Data extracted from a collection
++++
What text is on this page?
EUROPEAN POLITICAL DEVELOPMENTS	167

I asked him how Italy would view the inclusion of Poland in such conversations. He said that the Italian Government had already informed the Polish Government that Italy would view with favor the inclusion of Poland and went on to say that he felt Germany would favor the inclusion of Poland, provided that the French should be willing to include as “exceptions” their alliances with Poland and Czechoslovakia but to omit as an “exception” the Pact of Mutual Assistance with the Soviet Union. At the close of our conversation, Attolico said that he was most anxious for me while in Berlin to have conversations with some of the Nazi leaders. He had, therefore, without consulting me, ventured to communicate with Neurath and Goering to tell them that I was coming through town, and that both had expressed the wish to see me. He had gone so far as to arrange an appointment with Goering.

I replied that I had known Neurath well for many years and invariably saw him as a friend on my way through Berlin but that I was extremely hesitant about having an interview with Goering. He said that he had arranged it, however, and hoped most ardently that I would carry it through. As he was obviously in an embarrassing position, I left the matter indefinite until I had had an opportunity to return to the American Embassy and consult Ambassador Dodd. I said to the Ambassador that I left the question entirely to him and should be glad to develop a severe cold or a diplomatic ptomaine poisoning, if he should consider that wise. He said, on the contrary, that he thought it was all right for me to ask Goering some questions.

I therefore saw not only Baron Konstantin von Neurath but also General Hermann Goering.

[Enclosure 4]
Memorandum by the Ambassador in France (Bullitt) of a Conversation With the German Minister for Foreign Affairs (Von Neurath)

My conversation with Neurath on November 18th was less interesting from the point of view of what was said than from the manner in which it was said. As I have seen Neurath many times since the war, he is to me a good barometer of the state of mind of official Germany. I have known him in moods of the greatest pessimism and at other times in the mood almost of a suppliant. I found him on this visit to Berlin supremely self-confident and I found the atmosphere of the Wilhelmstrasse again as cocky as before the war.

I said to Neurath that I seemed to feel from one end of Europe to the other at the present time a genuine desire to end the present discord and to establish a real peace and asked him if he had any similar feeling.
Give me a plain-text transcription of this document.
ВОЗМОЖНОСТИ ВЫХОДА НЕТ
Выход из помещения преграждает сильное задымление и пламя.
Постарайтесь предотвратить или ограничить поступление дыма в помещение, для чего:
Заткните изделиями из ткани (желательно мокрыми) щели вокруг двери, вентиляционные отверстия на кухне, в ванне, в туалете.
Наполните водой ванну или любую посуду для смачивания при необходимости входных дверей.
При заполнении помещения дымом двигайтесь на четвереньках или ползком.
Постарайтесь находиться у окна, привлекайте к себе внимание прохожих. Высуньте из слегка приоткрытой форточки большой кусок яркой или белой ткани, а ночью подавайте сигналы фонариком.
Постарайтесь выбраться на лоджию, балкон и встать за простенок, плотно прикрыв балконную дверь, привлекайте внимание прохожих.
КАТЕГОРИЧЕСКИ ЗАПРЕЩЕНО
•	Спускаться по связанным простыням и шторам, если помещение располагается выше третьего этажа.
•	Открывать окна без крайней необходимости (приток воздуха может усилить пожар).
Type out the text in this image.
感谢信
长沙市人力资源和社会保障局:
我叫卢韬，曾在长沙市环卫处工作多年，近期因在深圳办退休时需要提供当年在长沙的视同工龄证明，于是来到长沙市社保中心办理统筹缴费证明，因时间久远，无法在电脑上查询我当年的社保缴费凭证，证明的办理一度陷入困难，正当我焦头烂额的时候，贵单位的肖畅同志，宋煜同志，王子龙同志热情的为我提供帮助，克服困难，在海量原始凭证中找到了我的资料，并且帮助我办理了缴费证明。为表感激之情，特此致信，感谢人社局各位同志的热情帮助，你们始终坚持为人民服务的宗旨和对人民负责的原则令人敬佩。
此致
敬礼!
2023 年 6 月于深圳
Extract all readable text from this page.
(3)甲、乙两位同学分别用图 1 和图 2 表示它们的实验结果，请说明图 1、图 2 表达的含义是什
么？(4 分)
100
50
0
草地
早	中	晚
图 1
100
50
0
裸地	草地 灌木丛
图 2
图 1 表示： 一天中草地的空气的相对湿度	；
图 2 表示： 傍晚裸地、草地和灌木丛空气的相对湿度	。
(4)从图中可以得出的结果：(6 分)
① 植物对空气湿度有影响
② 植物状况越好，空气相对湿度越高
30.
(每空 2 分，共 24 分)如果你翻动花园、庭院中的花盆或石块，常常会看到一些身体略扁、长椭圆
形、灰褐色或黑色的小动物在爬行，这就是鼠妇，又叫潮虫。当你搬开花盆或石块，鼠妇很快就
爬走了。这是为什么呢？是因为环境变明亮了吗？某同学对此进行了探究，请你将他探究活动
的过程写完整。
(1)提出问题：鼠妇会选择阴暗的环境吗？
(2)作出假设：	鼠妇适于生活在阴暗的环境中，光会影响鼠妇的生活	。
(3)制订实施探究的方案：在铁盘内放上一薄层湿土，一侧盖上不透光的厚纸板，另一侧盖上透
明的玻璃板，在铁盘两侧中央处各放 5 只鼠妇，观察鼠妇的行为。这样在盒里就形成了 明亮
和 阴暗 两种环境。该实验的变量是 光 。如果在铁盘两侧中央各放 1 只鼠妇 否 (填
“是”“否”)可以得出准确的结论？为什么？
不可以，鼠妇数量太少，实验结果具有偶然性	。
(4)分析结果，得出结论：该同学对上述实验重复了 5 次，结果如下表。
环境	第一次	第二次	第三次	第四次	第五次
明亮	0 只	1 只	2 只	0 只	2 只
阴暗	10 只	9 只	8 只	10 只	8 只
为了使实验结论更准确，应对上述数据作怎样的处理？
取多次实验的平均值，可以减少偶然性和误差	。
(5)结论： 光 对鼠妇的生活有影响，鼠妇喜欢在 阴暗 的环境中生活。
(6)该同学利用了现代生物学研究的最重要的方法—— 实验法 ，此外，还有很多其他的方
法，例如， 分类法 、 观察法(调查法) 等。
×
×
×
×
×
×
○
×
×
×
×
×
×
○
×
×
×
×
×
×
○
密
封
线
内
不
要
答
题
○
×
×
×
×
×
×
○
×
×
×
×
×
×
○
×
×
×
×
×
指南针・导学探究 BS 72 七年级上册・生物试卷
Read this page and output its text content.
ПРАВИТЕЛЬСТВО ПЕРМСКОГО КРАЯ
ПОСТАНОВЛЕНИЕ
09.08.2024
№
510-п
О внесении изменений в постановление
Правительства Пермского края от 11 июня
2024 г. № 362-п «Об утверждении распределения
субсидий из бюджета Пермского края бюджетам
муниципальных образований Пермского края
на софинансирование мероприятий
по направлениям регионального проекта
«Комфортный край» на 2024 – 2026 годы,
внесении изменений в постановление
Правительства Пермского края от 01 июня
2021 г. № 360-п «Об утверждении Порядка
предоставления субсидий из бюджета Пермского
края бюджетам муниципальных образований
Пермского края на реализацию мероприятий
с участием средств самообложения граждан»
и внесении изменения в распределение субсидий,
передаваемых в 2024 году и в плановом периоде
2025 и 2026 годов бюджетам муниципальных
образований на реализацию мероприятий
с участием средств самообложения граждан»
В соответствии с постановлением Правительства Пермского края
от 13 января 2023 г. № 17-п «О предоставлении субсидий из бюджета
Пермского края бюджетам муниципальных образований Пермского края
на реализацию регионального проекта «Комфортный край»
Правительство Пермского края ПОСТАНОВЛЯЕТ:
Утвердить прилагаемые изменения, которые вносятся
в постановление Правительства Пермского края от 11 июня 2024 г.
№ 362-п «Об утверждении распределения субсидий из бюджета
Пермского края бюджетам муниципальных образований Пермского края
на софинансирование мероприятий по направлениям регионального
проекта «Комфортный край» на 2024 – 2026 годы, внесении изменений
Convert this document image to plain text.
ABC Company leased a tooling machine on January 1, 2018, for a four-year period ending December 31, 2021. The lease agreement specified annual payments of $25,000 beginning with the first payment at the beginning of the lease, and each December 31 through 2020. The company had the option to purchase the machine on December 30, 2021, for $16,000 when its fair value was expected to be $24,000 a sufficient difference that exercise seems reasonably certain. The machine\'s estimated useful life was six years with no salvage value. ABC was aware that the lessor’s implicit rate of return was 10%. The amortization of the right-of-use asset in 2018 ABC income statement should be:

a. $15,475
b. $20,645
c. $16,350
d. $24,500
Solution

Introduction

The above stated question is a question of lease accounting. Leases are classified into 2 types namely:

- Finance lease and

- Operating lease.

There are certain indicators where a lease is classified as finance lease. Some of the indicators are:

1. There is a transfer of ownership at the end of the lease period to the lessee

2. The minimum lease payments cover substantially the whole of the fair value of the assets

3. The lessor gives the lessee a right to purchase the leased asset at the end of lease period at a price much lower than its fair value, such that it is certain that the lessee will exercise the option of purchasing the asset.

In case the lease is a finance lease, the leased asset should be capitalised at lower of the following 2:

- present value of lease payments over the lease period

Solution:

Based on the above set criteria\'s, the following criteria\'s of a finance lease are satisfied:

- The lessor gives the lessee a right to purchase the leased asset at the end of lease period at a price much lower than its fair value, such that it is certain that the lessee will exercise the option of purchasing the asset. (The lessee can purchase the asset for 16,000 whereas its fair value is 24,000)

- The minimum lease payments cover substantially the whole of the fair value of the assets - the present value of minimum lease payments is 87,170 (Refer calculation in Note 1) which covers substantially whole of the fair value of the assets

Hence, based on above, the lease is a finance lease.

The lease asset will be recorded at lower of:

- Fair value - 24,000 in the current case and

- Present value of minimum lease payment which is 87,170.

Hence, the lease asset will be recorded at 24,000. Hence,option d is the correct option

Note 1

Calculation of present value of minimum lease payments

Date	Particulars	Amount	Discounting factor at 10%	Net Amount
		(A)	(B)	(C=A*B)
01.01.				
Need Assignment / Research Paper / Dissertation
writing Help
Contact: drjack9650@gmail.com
++++
→ **TASK TO COMPLETE**
List every line above containing the word "page".

→ **RESPONSE**
What text is on this page?
Extract all readable text from this page.
Read this page and output its text content.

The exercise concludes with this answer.